Saved entries
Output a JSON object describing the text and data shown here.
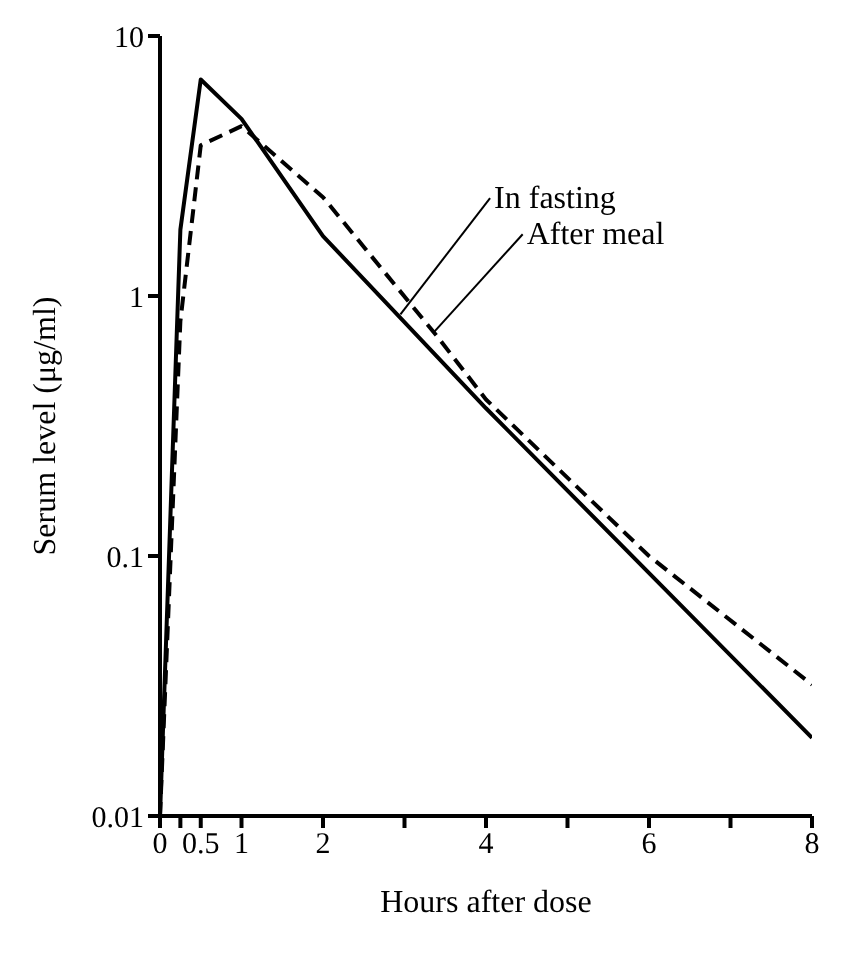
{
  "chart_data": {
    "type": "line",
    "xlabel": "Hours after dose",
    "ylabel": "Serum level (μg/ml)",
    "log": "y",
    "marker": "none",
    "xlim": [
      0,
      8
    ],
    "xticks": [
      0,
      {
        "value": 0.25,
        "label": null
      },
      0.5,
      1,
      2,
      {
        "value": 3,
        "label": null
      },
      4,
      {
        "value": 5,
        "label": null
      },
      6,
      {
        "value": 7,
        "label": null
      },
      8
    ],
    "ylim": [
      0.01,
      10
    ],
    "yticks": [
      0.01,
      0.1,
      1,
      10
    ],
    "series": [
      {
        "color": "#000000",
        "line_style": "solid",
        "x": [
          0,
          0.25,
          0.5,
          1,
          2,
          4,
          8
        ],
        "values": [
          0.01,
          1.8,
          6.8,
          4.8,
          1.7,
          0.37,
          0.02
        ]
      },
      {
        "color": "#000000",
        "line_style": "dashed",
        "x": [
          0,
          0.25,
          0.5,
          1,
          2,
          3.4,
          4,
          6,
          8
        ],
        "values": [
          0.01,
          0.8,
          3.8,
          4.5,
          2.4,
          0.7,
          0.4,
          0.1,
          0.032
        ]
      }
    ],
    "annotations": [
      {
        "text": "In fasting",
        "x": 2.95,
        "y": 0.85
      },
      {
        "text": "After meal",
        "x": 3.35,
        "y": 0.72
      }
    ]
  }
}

==

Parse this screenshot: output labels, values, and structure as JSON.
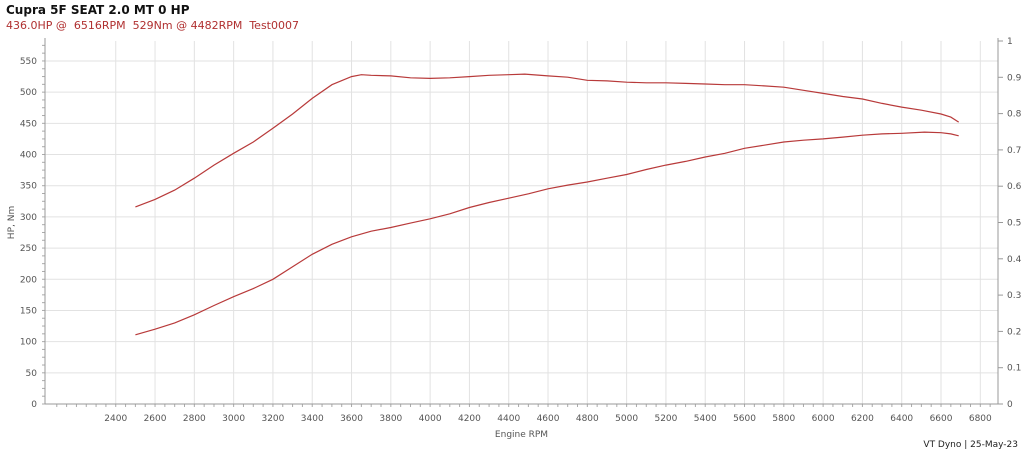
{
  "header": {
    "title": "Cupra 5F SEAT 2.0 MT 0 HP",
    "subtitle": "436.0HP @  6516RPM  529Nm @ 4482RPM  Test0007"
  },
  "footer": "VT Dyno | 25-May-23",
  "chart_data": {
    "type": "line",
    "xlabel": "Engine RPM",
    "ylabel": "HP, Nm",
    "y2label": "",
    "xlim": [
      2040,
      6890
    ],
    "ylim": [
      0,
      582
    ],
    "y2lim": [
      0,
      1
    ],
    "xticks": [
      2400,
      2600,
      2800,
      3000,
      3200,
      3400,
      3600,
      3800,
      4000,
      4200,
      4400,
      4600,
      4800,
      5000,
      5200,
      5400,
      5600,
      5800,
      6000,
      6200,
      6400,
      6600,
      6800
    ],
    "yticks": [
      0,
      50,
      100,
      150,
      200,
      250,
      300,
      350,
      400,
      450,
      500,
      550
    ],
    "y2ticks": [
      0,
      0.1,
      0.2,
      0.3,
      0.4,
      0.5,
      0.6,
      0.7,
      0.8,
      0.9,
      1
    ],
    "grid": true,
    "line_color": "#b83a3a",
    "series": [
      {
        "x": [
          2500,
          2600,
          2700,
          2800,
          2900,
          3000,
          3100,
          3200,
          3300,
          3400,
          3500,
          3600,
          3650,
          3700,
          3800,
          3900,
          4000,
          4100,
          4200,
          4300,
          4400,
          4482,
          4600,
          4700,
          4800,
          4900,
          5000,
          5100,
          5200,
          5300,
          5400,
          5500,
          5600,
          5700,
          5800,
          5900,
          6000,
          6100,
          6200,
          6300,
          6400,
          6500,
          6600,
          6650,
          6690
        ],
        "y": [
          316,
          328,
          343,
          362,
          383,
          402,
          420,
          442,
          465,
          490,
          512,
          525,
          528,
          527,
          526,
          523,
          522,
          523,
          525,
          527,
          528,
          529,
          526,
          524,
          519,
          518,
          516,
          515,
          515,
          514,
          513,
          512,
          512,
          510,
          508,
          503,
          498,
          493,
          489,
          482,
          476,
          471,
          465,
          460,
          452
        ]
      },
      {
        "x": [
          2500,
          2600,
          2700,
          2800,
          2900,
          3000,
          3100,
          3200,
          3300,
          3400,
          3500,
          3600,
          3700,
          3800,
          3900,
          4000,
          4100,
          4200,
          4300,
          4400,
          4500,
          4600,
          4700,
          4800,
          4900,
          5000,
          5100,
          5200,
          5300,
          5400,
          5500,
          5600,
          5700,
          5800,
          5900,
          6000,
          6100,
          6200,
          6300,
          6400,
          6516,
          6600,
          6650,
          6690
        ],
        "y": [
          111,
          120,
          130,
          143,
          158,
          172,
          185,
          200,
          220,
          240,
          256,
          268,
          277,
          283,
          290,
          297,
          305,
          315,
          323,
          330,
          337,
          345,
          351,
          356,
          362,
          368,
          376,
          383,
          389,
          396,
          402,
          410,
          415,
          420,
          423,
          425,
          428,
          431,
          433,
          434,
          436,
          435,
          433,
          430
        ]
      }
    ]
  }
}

## What is being asked
Give nothing but the count of lines in the listing above that hold the string "text".

## The completed task
3